STATED PROBLEM:
Everything in the listing except the pictures should be written out exactly.

RECORDS FOR THIS TASK:
----

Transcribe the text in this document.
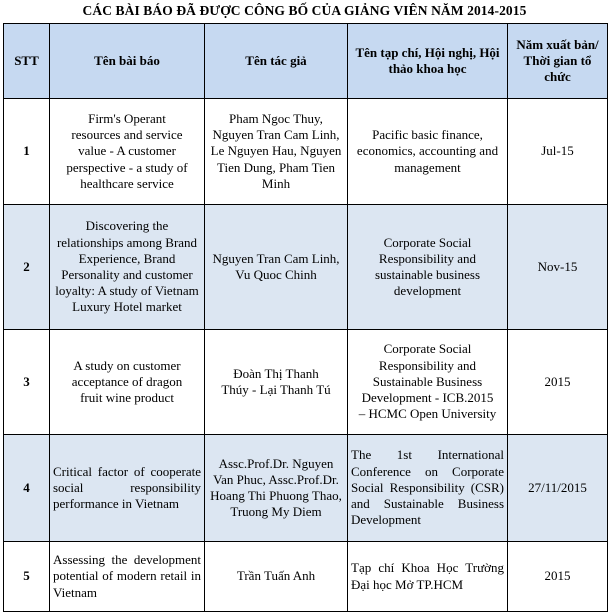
CÁC BÀI BÁO ĐÃ ĐƯỢC CÔNG BỐ CỦA GIẢNG VIÊN NĂM 2014-2015
STT	Tên bài báo	Tên tác giả	Tên tạp chí, Hội nghị, Hội thảo khoa học	Năm xuất bản/ Thời gian tổ chức
1	Firm's Operant resources and service value - A customer perspective - a study of healthcare service	Pham Ngoc Thuy, Nguyen Tran Cam Linh, Le Nguyen Hau, Nguyen Tien Dung, Pham Tien Minh	Pacific basic finance, economics, accounting and management	Jul-15
2	Discovering the relationships among Brand Experience, Brand Personality and customer loyalty: A study of Vietnam Luxury Hotel market	Nguyen Tran Cam Linh, Vu Quoc Chinh	Corporate Social Responsibility and sustainable business development	Nov-15
3	A study on customer acceptance of dragon fruit wine product	Đoàn Thị Thanh Thúy - Lại Thanh Tú	Corporate Social Responsibility and Sustainable Business Development - ICB.2015 – HCMC Open University	2015
4	Critical factor of cooperate social responsibility performance in Vietnam	Assc.Prof.Dr. Nguyen Van Phuc, Assc.Prof.Dr. Hoang Thi Phuong Thao, Truong My Diem	The 1st International Conference on Corporate Social Responsibility (CSR) and Sustainable Business Development	27/11/2015
5	Assessing the development potential of modern retail in Vietnam	Trần Tuấn Anh	Tạp chí Khoa Học Trường Đại học Mở TP.HCM	2015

----

ANSWER TO THE PROBLEM:
Transcribe the text in this document.
CÁC BÀI BÁO ĐÃ ĐƯỢC CÔNG BỐ CỦA GIẢNG VIÊN NĂM 2014-2015
STT	Tên bài báo	Tên tác giả	Tên tạp chí, Hội nghị, Hội thảo khoa học	Năm xuất bản/ Thời gian tổ chức
1	Firm's Operant resources and service value - A customer perspective - a study of healthcare service	Pham Ngoc Thuy, Nguyen Tran Cam Linh, Le Nguyen Hau, Nguyen Tien Dung, Pham Tien Minh	Pacific basic finance, economics, accounting and management	Jul-15
2	Discovering the relationships among Brand Experience, Brand Personality and customer loyalty: A study of Vietnam Luxury Hotel market	Nguyen Tran Cam Linh, Vu Quoc Chinh	Corporate Social Responsibility and sustainable business development	Nov-15
3	A study on customer acceptance of dragon fruit wine product	Đoàn Thị Thanh Thúy - Lại Thanh Tú	Corporate Social Responsibility and Sustainable Business Development - ICB.2015 – HCMC Open University	2015
4	Critical factor of cooperate social responsibility performance in Vietnam	Assc.Prof.Dr. Nguyen Van Phuc, Assc.Prof.Dr. Hoang Thi Phuong Thao, Truong My Diem	The 1st International Conference on Corporate Social Responsibility (CSR) and Sustainable Business Development	27/11/2015
5	Assessing the development potential of modern retail in Vietnam	Trần Tuấn Anh	Tạp chí Khoa Học Trường Đại học Mở TP.HCM	2015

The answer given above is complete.